Your task> Return all of the lines below exactly as they are.

Data to use>
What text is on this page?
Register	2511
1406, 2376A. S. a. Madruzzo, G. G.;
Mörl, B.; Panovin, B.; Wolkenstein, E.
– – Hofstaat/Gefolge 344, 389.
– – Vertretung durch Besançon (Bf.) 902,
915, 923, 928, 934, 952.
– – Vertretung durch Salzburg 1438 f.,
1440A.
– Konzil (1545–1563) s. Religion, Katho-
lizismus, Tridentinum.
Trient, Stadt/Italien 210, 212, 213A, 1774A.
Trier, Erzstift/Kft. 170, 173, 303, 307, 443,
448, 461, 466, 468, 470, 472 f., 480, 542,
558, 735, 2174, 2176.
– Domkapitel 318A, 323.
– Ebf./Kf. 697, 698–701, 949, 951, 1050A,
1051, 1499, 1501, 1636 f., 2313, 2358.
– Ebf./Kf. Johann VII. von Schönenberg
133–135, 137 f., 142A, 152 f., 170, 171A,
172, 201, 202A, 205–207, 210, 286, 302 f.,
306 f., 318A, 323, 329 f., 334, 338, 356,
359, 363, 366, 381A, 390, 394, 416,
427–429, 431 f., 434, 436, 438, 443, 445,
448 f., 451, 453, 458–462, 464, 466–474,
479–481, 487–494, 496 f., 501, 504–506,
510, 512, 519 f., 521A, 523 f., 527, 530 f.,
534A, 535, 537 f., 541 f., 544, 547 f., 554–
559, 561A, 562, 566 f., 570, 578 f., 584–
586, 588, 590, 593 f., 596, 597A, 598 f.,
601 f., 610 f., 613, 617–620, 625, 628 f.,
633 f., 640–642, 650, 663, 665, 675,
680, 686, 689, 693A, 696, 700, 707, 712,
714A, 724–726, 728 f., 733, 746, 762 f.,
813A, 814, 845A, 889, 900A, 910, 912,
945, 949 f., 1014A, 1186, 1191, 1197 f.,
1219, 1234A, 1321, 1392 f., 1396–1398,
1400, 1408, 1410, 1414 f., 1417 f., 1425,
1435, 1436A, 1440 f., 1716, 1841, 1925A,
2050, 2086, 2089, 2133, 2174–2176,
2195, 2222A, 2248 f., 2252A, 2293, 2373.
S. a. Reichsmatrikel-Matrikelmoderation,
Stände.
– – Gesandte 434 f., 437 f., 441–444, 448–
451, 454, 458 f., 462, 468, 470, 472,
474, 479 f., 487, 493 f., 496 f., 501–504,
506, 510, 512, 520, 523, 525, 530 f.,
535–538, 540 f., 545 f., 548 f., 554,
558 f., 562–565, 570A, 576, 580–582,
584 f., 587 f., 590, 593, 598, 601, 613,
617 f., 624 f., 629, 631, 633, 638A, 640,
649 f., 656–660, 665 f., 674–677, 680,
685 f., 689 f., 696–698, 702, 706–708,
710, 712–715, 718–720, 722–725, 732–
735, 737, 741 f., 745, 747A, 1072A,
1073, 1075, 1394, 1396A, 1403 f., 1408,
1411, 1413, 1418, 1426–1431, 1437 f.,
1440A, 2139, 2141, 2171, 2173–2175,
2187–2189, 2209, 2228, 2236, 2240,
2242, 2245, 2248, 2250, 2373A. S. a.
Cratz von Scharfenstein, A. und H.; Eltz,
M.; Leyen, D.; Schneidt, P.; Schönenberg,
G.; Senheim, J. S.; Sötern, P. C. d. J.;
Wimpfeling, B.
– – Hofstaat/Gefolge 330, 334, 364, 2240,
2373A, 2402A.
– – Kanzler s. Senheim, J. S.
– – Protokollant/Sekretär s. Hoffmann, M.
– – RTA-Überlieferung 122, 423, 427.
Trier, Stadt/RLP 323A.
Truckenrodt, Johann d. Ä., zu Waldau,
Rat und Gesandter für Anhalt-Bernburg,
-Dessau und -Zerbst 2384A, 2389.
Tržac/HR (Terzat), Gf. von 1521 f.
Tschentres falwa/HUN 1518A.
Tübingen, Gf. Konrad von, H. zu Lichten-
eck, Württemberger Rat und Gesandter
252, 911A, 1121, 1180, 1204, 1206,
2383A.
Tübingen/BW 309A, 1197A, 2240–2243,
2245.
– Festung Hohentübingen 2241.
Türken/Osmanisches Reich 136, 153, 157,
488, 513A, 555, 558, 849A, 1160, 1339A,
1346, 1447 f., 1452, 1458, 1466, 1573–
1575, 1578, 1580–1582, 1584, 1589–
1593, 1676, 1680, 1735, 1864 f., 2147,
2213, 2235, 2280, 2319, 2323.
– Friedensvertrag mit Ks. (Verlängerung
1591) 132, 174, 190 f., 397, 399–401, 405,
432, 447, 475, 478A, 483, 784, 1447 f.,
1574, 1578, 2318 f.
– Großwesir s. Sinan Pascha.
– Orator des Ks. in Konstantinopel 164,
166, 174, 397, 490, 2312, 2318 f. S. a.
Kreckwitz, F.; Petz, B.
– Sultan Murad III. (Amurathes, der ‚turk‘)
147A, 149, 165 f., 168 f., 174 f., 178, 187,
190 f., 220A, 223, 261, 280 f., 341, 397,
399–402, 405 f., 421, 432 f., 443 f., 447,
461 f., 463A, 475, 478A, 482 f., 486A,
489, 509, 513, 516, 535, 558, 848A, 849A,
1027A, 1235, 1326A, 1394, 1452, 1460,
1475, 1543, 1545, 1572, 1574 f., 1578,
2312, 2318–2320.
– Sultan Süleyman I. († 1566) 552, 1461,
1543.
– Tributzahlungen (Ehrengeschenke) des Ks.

The result>
What text is on this page?
Register	2511
1406, 2376A. S. a. Madruzzo, G. G.;
Mörl, B.; Panovin, B.; Wolkenstein, E.
– – Hofstaat/Gefolge 344, 389.
– – Vertretung durch Besançon (Bf.) 902,
915, 923, 928, 934, 952.
– – Vertretung durch Salzburg 1438 f.,
1440A.
– Konzil (1545–1563) s. Religion, Katho-
lizismus, Tridentinum.
Trient, Stadt/Italien 210, 212, 213A, 1774A.
Trier, Erzstift/Kft. 170, 173, 303, 307, 443,
448, 461, 466, 468, 470, 472 f., 480, 542,
558, 735, 2174, 2176.
– Domkapitel 318A, 323.
– Ebf./Kf. 697, 698–701, 949, 951, 1050A,
1051, 1499, 1501, 1636 f., 2313, 2358.
– Ebf./Kf. Johann VII. von Schönenberg
133–135, 137 f., 142A, 152 f., 170, 171A,
172, 201, 202A, 205–207, 210, 286, 302 f.,
306 f., 318A, 323, 329 f., 334, 338, 356,
359, 363, 366, 381A, 390, 394, 416,
427–429, 431 f., 434, 436, 438, 443, 445,
448 f., 451, 453, 458–462, 464, 466–474,
479–481, 487–494, 496 f., 501, 504–506,
510, 512, 519 f., 521A, 523 f., 527, 530 f.,
534A, 535, 537 f., 541 f., 544, 547 f., 554–
559, 561A, 562, 566 f., 570, 578 f., 584–
586, 588, 590, 593 f., 596, 597A, 598 f.,
601 f., 610 f., 613, 617–620, 625, 628 f.,
633 f., 640–642, 650, 663, 665, 675,
680, 686, 689, 693A, 696, 700, 707, 712,
714A, 724–726, 728 f., 733, 746, 762 f.,
813A, 814, 845A, 889, 900A, 910, 912,
945, 949 f., 1014A, 1186, 1191, 1197 f.,
1219, 1234A, 1321, 1392 f., 1396–1398,
1400, 1408, 1410, 1414 f., 1417 f., 1425,
1435, 1436A, 1440 f., 1716, 1841, 1925A,
2050, 2086, 2089, 2133, 2174–2176,
2195, 2222A, 2248 f., 2252A, 2293, 2373.
S. a. Reichsmatrikel-Matrikelmoderation,
Stände.
– – Gesandte 434 f., 437 f., 441–444, 448–
451, 454, 458 f., 462, 468, 470, 472,
474, 479 f., 487, 493 f., 496 f., 501–504,
506, 510, 512, 520, 523, 525, 530 f.,
535–538, 540 f., 545 f., 548 f., 554,
558 f., 562–565, 570A, 576, 580–582,
584 f., 587 f., 590, 593, 598, 601, 613,
617 f., 624 f., 629, 631, 633, 638A, 640,
649 f., 656–660, 665 f., 674–677, 680,
685 f., 689 f., 696–698, 702, 706–708,
710, 712–715, 718–720, 722–725, 732–
735, 737, 741 f., 745, 747A, 1072A,
1073, 1075, 1394, 1396A, 1403 f., 1408,
1411, 1413, 1418, 1426–1431, 1437 f.,
1440A, 2139, 2141, 2171, 2173–2175,
2187–2189, 2209, 2228, 2236, 2240,
2242, 2245, 2248, 2250, 2373A. S. a.
Cratz von Scharfenstein, A. und H.; Eltz,
M.; Leyen, D.; Schneidt, P.; Schönenberg,
G.; Senheim, J. S.; Sötern, P. C. d. J.;
Wimpfeling, B.
– – Hofstaat/Gefolge 330, 334, 364, 2240,
2373A, 2402A.
– – Kanzler s. Senheim, J. S.
– – Protokollant/Sekretär s. Hoffmann, M.
– – RTA-Überlieferung 122, 423, 427.
Trier, Stadt/RLP 323A.
Truckenrodt, Johann d. Ä., zu Waldau,
Rat und Gesandter für Anhalt-Bernburg,
-Dessau und -Zerbst 2384A, 2389.
Tržac/HR (Terzat), Gf. von 1521 f.
Tschentres falwa/HUN 1518A.
Tübingen, Gf. Konrad von, H. zu Lichten-
eck, Württemberger Rat und Gesandter
252, 911A, 1121, 1180, 1204, 1206,
2383A.
Tübingen/BW 309A, 1197A, 2240–2243,
2245.
– Festung Hohentübingen 2241.
Türken/Osmanisches Reich 136, 153, 157,
488, 513A, 555, 558, 849A, 1160, 1339A,
1346, 1447 f., 1452, 1458, 1466, 1573–
1575, 1578, 1580–1582, 1584, 1589–
1593, 1676, 1680, 1735, 1864 f., 2147,
2213, 2235, 2280, 2319, 2323.
– Friedensvertrag mit Ks. (Verlängerung
1591) 132, 174, 190 f., 397, 399–401, 405,
432, 447, 475, 478A, 483, 784, 1447 f.,
1574, 1578, 2318 f.
– Großwesir s. Sinan Pascha.
– Orator des Ks. in Konstantinopel 164,
166, 174, 397, 490, 2312, 2318 f. S. a.
Kreckwitz, F.; Petz, B.
– Sultan Murad III. (Amurathes, der ‚turk‘)
147A, 149, 165 f., 168 f., 174 f., 178, 187,
190 f., 220A, 223, 261, 280 f., 341, 397,
399–402, 405 f., 421, 432 f., 443 f., 447,
461 f., 463A, 475, 478A, 482 f., 486A,
489, 509, 513, 516, 535, 558, 848A, 849A,
1027A, 1235, 1326A, 1394, 1452, 1460,
1475, 1543, 1545, 1572, 1574 f., 1578,
2312, 2318–2320.
– Sultan Süleyman I. († 1566) 552, 1461,
1543.
– Tributzahlungen (Ehrengeschenke) des Ks.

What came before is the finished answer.